* **Exercise description**: Go through the entries below and write each one out exactly.

* **Entries**:

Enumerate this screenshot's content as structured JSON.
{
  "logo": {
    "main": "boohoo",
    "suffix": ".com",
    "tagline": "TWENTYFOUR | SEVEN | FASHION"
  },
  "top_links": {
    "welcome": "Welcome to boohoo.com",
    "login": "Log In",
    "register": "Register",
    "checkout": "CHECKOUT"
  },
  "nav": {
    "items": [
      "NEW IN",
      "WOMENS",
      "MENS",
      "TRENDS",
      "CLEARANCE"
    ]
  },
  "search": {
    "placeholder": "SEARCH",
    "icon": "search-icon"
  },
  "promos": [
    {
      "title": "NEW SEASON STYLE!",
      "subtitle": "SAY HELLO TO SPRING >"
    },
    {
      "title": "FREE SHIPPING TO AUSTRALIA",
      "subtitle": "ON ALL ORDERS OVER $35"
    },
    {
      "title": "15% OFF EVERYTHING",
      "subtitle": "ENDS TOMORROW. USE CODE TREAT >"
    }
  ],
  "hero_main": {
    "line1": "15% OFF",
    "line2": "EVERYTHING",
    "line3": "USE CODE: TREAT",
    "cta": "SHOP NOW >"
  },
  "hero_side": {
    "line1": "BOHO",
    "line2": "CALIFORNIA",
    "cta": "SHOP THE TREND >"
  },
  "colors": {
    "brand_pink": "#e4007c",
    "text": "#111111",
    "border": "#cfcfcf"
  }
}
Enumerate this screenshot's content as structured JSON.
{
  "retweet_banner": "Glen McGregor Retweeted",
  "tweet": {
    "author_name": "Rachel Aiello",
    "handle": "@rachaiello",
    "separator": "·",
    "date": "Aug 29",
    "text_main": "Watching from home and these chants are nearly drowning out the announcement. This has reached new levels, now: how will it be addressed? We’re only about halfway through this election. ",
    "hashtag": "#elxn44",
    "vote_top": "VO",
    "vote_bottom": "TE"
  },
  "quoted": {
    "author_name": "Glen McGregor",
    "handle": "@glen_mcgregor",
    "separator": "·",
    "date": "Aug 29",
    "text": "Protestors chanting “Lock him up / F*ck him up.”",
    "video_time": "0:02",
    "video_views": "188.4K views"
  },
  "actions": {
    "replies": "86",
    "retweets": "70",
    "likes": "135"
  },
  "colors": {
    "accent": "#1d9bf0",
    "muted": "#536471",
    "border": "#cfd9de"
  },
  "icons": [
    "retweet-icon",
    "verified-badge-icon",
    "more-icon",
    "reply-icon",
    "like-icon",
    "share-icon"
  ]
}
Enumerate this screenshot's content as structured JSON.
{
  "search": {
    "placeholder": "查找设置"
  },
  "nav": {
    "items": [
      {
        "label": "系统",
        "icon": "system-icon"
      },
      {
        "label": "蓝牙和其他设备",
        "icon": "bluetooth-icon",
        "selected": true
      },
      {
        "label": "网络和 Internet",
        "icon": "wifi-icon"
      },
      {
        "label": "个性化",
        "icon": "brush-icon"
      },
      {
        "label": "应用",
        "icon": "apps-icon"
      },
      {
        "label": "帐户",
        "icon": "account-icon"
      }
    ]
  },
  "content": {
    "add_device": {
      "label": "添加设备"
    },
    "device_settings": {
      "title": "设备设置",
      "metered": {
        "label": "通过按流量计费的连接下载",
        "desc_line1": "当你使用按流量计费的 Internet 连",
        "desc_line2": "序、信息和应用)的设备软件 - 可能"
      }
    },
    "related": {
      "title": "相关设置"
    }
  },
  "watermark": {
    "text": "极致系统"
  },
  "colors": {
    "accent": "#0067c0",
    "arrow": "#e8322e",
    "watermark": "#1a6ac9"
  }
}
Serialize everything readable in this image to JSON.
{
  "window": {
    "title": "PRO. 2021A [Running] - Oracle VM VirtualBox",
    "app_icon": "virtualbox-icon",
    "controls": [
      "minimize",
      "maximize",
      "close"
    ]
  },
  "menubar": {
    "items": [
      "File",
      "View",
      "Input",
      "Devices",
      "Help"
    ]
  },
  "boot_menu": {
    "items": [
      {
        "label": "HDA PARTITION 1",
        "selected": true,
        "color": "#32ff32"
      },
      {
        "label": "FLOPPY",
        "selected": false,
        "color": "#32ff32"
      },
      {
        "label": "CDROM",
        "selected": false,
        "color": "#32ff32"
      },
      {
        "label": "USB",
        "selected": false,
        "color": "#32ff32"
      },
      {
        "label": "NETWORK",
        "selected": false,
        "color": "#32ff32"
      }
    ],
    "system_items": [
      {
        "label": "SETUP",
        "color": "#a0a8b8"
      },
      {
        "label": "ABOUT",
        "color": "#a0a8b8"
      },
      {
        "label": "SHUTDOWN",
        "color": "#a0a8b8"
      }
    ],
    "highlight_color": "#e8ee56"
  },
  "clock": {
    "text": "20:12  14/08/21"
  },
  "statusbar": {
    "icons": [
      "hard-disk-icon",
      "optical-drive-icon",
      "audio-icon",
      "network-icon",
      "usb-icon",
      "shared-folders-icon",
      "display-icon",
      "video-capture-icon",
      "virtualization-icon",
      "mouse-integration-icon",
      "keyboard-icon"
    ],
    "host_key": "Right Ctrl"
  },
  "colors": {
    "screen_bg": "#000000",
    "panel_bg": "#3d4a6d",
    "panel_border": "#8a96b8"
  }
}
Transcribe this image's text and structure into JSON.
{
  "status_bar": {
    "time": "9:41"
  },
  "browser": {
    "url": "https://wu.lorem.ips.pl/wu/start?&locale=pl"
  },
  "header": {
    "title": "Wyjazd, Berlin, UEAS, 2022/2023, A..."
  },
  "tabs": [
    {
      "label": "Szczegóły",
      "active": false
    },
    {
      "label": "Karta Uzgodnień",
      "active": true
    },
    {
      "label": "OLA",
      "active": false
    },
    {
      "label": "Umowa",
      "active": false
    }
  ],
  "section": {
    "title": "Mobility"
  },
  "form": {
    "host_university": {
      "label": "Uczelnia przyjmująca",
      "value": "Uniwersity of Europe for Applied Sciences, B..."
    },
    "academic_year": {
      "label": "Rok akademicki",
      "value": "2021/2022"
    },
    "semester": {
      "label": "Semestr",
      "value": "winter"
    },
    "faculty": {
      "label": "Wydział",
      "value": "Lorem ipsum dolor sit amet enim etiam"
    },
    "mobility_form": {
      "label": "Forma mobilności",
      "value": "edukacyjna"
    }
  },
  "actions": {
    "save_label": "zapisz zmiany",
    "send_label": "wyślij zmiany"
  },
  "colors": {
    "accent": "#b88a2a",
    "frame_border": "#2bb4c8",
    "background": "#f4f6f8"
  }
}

* **Final result**:
Enumerate this screenshot's content as structured JSON.
{
  "logo": {
    "main": "boohoo",
    "suffix": ".com",
    "tagline": "TWENTYFOUR | SEVEN | FASHION"
  },
  "top_links": {
    "welcome": "Welcome to boohoo.com",
    "login": "Log In",
    "register": "Register",
    "checkout": "CHECKOUT"
  },
  "nav": {
    "items": [
      "NEW IN",
      "WOMENS",
      "MENS",
      "TRENDS",
      "CLEARANCE"
    ]
  },
  "search": {
    "placeholder": "SEARCH",
    "icon": "search-icon"
  },
  "promos": [
    {
      "title": "NEW SEASON STYLE!",
      "subtitle": "SAY HELLO TO SPRING >"
    },
    {
      "title": "FREE SHIPPING TO AUSTRALIA",
      "subtitle": "ON ALL ORDERS OVER $35"
    },
    {
      "title": "15% OFF EVERYTHING",
      "subtitle": "ENDS TOMORROW. USE CODE TREAT >"
    }
  ],
  "hero_main": {
    "line1": "15% OFF",
    "line2": "EVERYTHING",
    "line3": "USE CODE: TREAT",
    "cta": "SHOP NOW >"
  },
  "hero_side": {
    "line1": "BOHO",
    "line2": "CALIFORNIA",
    "cta": "SHOP THE TREND >"
  },
  "colors": {
    "brand_pink": "#e4007c",
    "text": "#111111",
    "border": "#cfcfcf"
  }
}
Enumerate this screenshot's content as structured JSON.
{
  "retweet_banner": "Glen McGregor Retweeted",
  "tweet": {
    "author_name": "Rachel Aiello",
    "handle": "@rachaiello",
    "separator": "·",
    "date": "Aug 29",
    "text_main": "Watching from home and these chants are nearly drowning out the announcement. This has reached new levels, now: how will it be addressed? We’re only about halfway through this election. ",
    "hashtag": "#elxn44",
    "vote_top": "VO",
    "vote_bottom": "TE"
  },
  "quoted": {
    "author_name": "Glen McGregor",
    "handle": "@glen_mcgregor",
    "separator": "·",
    "date": "Aug 29",
    "text": "Protestors chanting “Lock him up / F*ck him up.”",
    "video_time": "0:02",
    "video_views": "188.4K views"
  },
  "actions": {
    "replies": "86",
    "retweets": "70",
    "likes": "135"
  },
  "colors": {
    "accent": "#1d9bf0",
    "muted": "#536471",
    "border": "#cfd9de"
  },
  "icons": [
    "retweet-icon",
    "verified-badge-icon",
    "more-icon",
    "reply-icon",
    "like-icon",
    "share-icon"
  ]
}
Enumerate this screenshot's content as structured JSON.
{
  "search": {
    "placeholder": "查找设置"
  },
  "nav": {
    "items": [
      {
        "label": "系统",
        "icon": "system-icon"
      },
      {
        "label": "蓝牙和其他设备",
        "icon": "bluetooth-icon",
        "selected": true
      },
      {
        "label": "网络和 Internet",
        "icon": "wifi-icon"
      },
      {
        "label": "个性化",
        "icon": "brush-icon"
      },
      {
        "label": "应用",
        "icon": "apps-icon"
      },
      {
        "label": "帐户",
        "icon": "account-icon"
      }
    ]
  },
  "content": {
    "add_device": {
      "label": "添加设备"
    },
    "device_settings": {
      "title": "设备设置",
      "metered": {
        "label": "通过按流量计费的连接下载",
        "desc_line1": "当你使用按流量计费的 Internet 连",
        "desc_line2": "序、信息和应用)的设备软件 - 可能"
      }
    },
    "related": {
      "title": "相关设置"
    }
  },
  "watermark": {
    "text": "极致系统"
  },
  "colors": {
    "accent": "#0067c0",
    "arrow": "#e8322e",
    "watermark": "#1a6ac9"
  }
}
Serialize everything readable in this image to JSON.
{
  "window": {
    "title": "PRO. 2021A [Running] - Oracle VM VirtualBox",
    "app_icon": "virtualbox-icon",
    "controls": [
      "minimize",
      "maximize",
      "close"
    ]
  },
  "menubar": {
    "items": [
      "File",
      "View",
      "Input",
      "Devices",
      "Help"
    ]
  },
  "boot_menu": {
    "items": [
      {
        "label": "HDA PARTITION 1",
        "selected": true,
        "color": "#32ff32"
      },
      {
        "label": "FLOPPY",
        "selected": false,
        "color": "#32ff32"
      },
      {
        "label": "CDROM",
        "selected": false,
        "color": "#32ff32"
      },
      {
        "label": "USB",
        "selected": false,
        "color": "#32ff32"
      },
      {
        "label": "NETWORK",
        "selected": false,
        "color": "#32ff32"
      }
    ],
    "system_items": [
      {
        "label": "SETUP",
        "color": "#a0a8b8"
      },
      {
        "label": "ABOUT",
        "color": "#a0a8b8"
      },
      {
        "label": "SHUTDOWN",
        "color": "#a0a8b8"
      }
    ],
    "highlight_color": "#e8ee56"
  },
  "clock": {
    "text": "20:12  14/08/21"
  },
  "statusbar": {
    "icons": [
      "hard-disk-icon",
      "optical-drive-icon",
      "audio-icon",
      "network-icon",
      "usb-icon",
      "shared-folders-icon",
      "display-icon",
      "video-capture-icon",
      "virtualization-icon",
      "mouse-integration-icon",
      "keyboard-icon"
    ],
    "host_key": "Right Ctrl"
  },
  "colors": {
    "screen_bg": "#000000",
    "panel_bg": "#3d4a6d",
    "panel_border": "#8a96b8"
  }
}
Transcribe this image's text and structure into JSON.
{
  "status_bar": {
    "time": "9:41"
  },
  "browser": {
    "url": "https://wu.lorem.ips.pl/wu/start?&locale=pl"
  },
  "header": {
    "title": "Wyjazd, Berlin, UEAS, 2022/2023, A..."
  },
  "tabs": [
    {
      "label": "Szczegóły",
      "active": false
    },
    {
      "label": "Karta Uzgodnień",
      "active": true
    },
    {
      "label": "OLA",
      "active": false
    },
    {
      "label": "Umowa",
      "active": false
    }
  ],
  "section": {
    "title": "Mobility"
  },
  "form": {
    "host_university": {
      "label": "Uczelnia przyjmująca",
      "value": "Uniwersity of Europe for Applied Sciences, B..."
    },
    "academic_year": {
      "label": "Rok akademicki",
      "value": "2021/2022"
    },
    "semester": {
      "label": "Semestr",
      "value": "winter"
    },
    "faculty": {
      "label": "Wydział",
      "value": "Lorem ipsum dolor sit amet enim etiam"
    },
    "mobility_form": {
      "label": "Forma mobilności",
      "value": "edukacyjna"
    }
  },
  "actions": {
    "save_label": "zapisz zmiany",
    "send_label": "wyślij zmiany"
  },
  "colors": {
    "accent": "#b88a2a",
    "frame_border": "#2bb4c8",
    "background": "#f4f6f8"
  }
}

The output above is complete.